─── Records provided ───

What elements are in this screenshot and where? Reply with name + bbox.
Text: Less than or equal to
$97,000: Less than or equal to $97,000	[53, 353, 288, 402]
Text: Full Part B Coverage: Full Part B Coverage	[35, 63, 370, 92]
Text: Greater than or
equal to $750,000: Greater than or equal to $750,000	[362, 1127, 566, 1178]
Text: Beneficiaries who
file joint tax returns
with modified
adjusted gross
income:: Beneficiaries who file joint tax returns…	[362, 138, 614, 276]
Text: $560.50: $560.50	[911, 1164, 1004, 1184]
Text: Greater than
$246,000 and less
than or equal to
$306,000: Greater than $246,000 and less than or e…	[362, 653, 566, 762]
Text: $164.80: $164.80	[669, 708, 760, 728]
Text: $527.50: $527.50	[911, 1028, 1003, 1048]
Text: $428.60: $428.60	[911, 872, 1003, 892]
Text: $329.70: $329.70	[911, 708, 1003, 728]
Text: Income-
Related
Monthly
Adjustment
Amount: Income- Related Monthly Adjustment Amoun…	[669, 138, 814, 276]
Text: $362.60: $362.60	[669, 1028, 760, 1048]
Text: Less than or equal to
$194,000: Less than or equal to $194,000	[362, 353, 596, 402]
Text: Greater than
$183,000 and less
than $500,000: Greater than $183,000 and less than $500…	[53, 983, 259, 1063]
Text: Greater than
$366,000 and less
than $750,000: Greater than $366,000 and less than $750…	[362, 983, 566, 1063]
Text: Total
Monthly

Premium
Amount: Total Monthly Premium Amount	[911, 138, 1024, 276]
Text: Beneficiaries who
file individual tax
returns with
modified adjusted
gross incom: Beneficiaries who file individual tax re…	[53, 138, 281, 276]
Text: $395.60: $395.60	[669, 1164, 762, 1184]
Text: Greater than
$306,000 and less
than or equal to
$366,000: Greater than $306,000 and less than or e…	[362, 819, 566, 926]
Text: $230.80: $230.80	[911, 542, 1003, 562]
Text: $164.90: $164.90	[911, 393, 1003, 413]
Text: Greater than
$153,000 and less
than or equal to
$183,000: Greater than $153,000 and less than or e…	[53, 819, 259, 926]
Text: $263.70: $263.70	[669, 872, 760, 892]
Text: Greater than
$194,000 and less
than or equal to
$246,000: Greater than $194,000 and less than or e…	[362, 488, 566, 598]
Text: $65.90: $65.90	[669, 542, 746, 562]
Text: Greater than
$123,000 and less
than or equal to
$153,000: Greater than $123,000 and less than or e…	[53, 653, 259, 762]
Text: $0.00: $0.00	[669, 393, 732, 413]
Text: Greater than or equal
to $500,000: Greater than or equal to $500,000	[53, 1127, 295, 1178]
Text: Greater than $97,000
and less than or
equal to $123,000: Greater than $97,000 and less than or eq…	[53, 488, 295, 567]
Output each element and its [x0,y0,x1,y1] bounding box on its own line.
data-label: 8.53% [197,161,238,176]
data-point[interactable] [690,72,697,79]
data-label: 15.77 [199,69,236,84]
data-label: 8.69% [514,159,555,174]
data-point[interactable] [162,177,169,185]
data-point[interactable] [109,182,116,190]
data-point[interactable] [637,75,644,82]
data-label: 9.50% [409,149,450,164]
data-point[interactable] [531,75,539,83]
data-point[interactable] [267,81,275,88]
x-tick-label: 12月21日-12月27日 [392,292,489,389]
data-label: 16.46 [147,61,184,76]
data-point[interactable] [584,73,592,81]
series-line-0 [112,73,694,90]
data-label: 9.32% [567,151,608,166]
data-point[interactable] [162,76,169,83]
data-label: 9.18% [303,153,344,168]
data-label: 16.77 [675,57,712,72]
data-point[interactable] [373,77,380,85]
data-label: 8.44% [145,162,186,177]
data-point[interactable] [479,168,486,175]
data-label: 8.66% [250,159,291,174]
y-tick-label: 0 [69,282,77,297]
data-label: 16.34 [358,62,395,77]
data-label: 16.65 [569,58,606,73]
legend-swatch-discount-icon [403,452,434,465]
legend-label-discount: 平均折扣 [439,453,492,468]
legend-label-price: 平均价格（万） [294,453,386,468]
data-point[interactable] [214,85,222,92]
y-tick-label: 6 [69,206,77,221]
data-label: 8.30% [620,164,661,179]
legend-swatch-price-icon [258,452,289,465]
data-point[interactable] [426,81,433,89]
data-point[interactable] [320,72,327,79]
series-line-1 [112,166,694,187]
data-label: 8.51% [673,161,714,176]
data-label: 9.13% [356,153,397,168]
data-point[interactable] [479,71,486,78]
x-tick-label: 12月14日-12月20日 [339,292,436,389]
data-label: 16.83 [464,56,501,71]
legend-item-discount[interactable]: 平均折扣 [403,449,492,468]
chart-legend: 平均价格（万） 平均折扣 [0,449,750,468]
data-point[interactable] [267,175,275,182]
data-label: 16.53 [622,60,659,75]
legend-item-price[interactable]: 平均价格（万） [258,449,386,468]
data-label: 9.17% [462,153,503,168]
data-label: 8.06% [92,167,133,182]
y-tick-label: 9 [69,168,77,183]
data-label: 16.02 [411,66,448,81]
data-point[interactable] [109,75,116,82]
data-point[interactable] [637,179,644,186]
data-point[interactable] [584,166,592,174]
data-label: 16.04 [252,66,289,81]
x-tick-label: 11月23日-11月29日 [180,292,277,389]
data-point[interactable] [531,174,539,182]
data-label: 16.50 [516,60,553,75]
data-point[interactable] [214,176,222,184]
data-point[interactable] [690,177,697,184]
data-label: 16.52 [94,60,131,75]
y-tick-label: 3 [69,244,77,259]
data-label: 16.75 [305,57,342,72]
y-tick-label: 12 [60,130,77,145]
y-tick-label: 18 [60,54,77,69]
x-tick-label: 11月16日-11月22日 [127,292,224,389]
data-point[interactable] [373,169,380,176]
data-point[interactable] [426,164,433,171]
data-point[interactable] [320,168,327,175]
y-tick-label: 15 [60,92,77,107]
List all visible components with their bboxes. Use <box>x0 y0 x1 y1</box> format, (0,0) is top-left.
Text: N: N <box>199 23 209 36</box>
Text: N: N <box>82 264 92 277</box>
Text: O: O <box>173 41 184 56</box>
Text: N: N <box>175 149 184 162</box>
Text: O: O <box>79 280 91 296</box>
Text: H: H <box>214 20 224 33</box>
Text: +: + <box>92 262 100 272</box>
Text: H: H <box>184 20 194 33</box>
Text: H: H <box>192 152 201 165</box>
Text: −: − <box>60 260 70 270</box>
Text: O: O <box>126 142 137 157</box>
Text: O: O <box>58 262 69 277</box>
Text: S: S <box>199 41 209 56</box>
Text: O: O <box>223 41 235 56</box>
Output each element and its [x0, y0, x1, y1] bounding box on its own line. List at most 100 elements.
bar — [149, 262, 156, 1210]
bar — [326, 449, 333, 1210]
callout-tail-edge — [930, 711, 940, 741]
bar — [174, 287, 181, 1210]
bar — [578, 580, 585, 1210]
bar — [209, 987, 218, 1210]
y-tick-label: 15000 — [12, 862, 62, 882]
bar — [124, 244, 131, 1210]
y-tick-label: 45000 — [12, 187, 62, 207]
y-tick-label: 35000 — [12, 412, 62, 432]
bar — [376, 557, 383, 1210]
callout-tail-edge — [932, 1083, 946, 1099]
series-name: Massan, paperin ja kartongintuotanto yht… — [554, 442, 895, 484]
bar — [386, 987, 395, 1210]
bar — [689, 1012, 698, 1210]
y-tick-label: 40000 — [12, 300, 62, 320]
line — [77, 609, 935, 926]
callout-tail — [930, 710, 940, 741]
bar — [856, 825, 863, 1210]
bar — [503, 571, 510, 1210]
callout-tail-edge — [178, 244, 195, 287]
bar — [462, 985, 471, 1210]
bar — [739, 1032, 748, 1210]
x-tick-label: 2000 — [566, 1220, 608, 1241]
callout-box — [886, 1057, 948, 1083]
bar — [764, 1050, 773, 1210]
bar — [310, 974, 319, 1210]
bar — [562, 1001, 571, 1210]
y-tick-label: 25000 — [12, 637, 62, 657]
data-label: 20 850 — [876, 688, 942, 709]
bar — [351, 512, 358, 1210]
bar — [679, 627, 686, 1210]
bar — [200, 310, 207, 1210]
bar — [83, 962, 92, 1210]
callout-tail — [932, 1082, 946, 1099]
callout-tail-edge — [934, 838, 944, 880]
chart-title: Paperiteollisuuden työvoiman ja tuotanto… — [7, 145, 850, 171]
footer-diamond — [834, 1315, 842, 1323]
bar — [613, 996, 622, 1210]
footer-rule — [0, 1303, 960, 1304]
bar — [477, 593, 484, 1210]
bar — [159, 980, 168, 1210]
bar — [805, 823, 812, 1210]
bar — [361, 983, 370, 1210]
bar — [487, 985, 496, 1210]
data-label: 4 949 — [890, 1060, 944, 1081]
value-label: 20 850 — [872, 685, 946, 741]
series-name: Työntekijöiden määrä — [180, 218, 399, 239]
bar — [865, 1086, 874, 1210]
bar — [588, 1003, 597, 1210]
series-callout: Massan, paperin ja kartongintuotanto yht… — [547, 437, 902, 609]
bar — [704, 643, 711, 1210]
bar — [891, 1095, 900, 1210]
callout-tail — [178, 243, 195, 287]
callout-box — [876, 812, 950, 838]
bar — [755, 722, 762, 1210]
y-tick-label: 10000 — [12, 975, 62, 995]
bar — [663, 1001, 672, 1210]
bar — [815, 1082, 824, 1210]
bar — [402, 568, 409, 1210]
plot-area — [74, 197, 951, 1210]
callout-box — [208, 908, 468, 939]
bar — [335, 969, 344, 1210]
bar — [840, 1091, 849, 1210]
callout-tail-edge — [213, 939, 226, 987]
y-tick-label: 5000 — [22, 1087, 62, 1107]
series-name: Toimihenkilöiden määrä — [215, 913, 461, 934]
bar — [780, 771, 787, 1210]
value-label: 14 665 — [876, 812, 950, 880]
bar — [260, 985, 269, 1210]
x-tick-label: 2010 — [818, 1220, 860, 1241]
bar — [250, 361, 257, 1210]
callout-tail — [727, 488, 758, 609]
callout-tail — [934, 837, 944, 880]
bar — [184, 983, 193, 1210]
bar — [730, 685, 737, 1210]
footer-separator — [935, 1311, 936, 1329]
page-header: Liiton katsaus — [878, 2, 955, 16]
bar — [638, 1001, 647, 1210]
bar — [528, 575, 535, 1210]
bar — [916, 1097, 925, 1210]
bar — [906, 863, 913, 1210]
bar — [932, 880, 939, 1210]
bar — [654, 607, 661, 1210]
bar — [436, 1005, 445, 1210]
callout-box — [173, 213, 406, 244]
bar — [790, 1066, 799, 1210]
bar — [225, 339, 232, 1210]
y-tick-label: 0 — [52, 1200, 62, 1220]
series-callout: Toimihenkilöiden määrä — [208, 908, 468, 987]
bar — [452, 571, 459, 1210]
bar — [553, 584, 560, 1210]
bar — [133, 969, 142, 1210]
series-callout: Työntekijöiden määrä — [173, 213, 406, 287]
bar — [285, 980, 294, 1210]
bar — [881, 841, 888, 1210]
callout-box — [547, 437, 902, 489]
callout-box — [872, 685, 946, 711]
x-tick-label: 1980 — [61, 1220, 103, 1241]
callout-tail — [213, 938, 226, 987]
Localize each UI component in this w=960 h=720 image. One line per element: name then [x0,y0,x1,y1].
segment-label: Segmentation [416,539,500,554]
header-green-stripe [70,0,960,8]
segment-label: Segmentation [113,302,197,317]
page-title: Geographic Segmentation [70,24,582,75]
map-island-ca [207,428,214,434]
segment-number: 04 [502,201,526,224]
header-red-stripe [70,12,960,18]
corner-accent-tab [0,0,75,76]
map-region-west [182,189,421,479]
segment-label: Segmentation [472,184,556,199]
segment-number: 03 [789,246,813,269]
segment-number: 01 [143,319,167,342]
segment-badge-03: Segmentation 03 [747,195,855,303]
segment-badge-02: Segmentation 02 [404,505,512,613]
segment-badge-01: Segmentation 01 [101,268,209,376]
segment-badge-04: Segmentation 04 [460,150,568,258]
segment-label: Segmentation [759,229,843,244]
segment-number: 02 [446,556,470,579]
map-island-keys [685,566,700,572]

───

Given request —
Please transcribe the records word for word, from their first line up to and including the line with "with modified".

Answer in full —
What elements are in this screenshot and where? Reply with name + bbox.
Text: Less than or equal to
$97,000: Less than or equal to $97,000	[53, 353, 288, 402]
Text: Full Part B Coverage: Full Part B Coverage	[35, 63, 370, 92]
Text: Greater than or
equal to $750,000: Greater than or equal to $750,000	[362, 1127, 566, 1178]
Text: Beneficiaries who
file joint tax returns
with modified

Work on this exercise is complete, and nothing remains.